▸ **DIRECTIONS FOR THIS TASK**
Write the entries below out again exactly; any picture in them stays out.

▸ **GIVEN ENTRIES**
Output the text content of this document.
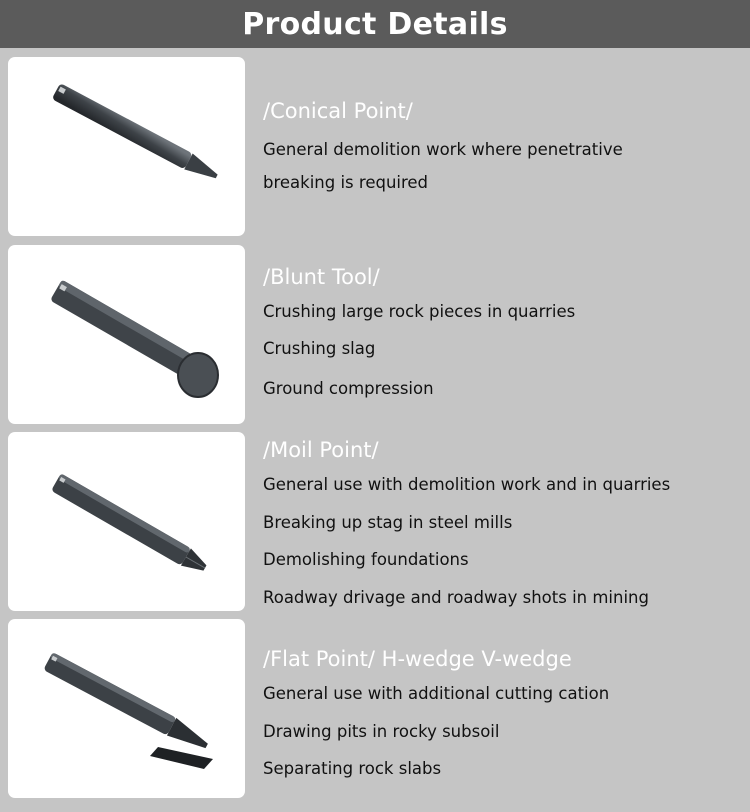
Product Details
/Conical Point/
General demolition work where penetrative
breaking is required
/Blunt Tool/
Crushing large rock pieces in quarries
Crushing slag
Ground compression
/Moil Point/
General use with demolition work and in quarries
Breaking up stag in steel mills
Demolishing foundations
Roadway drivage and roadway shots in mining
/Flat Point/ H-wedge V-wedge
General use with additional cutting cation
Drawing pits in rocky subsoil
Separating rock slabs
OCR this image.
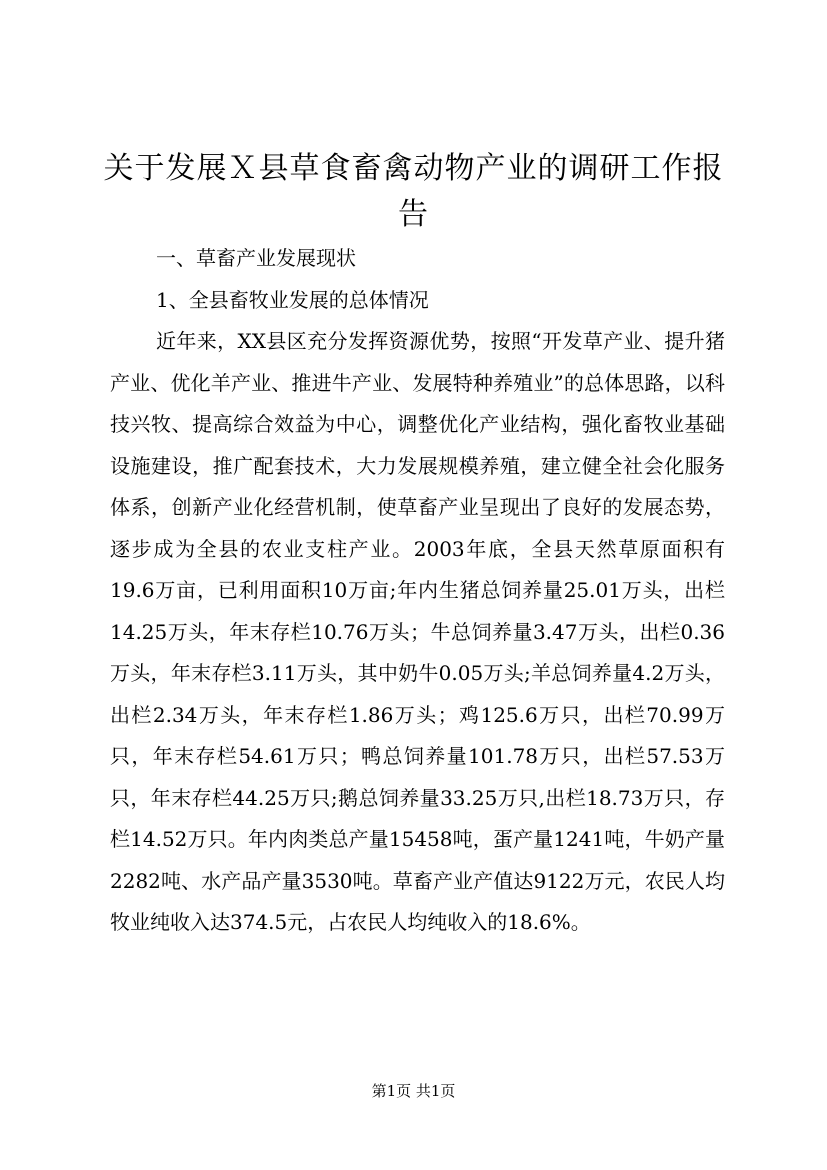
关于发展Ｘ县草食畜禽动物产业的调研工作报告

一、草畜产业发展现状

1、全县畜牧业发展的总体情况

近年来，XX县区充分发挥资源优势，按照“开发草产业、提升猪产业、优化羊产业、推进牛产业、发展特种养殖业”的总体思路，以科技兴牧、提高综合效益为中心，调整优化产业结构，强化畜牧业基础设施建设，推广配套技术，大力发展规模养殖，建立健全社会化服务体系，创新产业化经营机制，使草畜产业呈现出了良好的发展态势，逐步成为全县的农业支柱产业。2003年底，全县天然草原面积有19.6万亩，已利用面积10万亩;年内生猪总饲养量25.01万头，出栏14.25万头，年末存栏10.76万头；牛总饲养量3.47万头，出栏0.36万头，年末存栏3.11万头，其中奶牛0.05万头;羊总饲养量4.2万头，出栏2.34万头，年末存栏1.86万头；鸡125.6万只，出栏70.99万只，年末存栏54.61万只；鸭总饲养量101.78万只，出栏57.53万只，年末存栏44.25万只;鹅总饲养量33.25万只,出栏18.73万只，存栏14.52万只。年内肉类总产量15458吨，蛋产量1241吨，牛奶产量2282吨、水产品产量3530吨。草畜产业产值达9122万元，农民人均牧业纯收入达374.5元，占农民人均纯收入的18.6%。

第1页 共1页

▸ **COMPLETED TASK**
Output the text content of this document.
Product Details
/Conical Point/
General demolition work where penetrative
breaking is required
/Blunt Tool/
Crushing large rock pieces in quarries
Crushing slag
Ground compression
/Moil Point/
General use with demolition work and in quarries
Breaking up stag in steel mills
Demolishing foundations
Roadway drivage and roadway shots in mining
/Flat Point/ H-wedge V-wedge
General use with additional cutting cation
Drawing pits in rocky subsoil
Separating rock slabs
OCR this image.
关于发展Ｘ县草食畜禽动物产业的调研工作报告

一、草畜产业发展现状

1、全县畜牧业发展的总体情况

近年来，XX县区充分发挥资源优势，按照“开发草产业、提升猪产业、优化羊产业、推进牛产业、发展特种养殖业”的总体思路，以科技兴牧、提高综合效益为中心，调整优化产业结构，强化畜牧业基础设施建设，推广配套技术，大力发展规模养殖，建立健全社会化服务体系，创新产业化经营机制，使草畜产业呈现出了良好的发展态势，逐步成为全县的农业支柱产业。2003年底，全县天然草原面积有19.6万亩，已利用面积10万亩;年内生猪总饲养量25.01万头，出栏14.25万头，年末存栏10.76万头；牛总饲养量3.47万头，出栏0.36万头，年末存栏3.11万头，其中奶牛0.05万头;羊总饲养量4.2万头，出栏2.34万头，年末存栏1.86万头；鸡125.6万只，出栏70.99万只，年末存栏54.61万只；鸭总饲养量101.78万只，出栏57.53万只，年末存栏44.25万只;鹅总饲养量33.25万只,出栏18.73万只，存栏14.52万只。年内肉类总产量15458吨，蛋产量1241吨，牛奶产量2282吨、水产品产量3530吨。草畜产业产值达9122万元，农民人均牧业纯收入达374.5元，占农民人均纯收入的18.6%。

第1页 共1页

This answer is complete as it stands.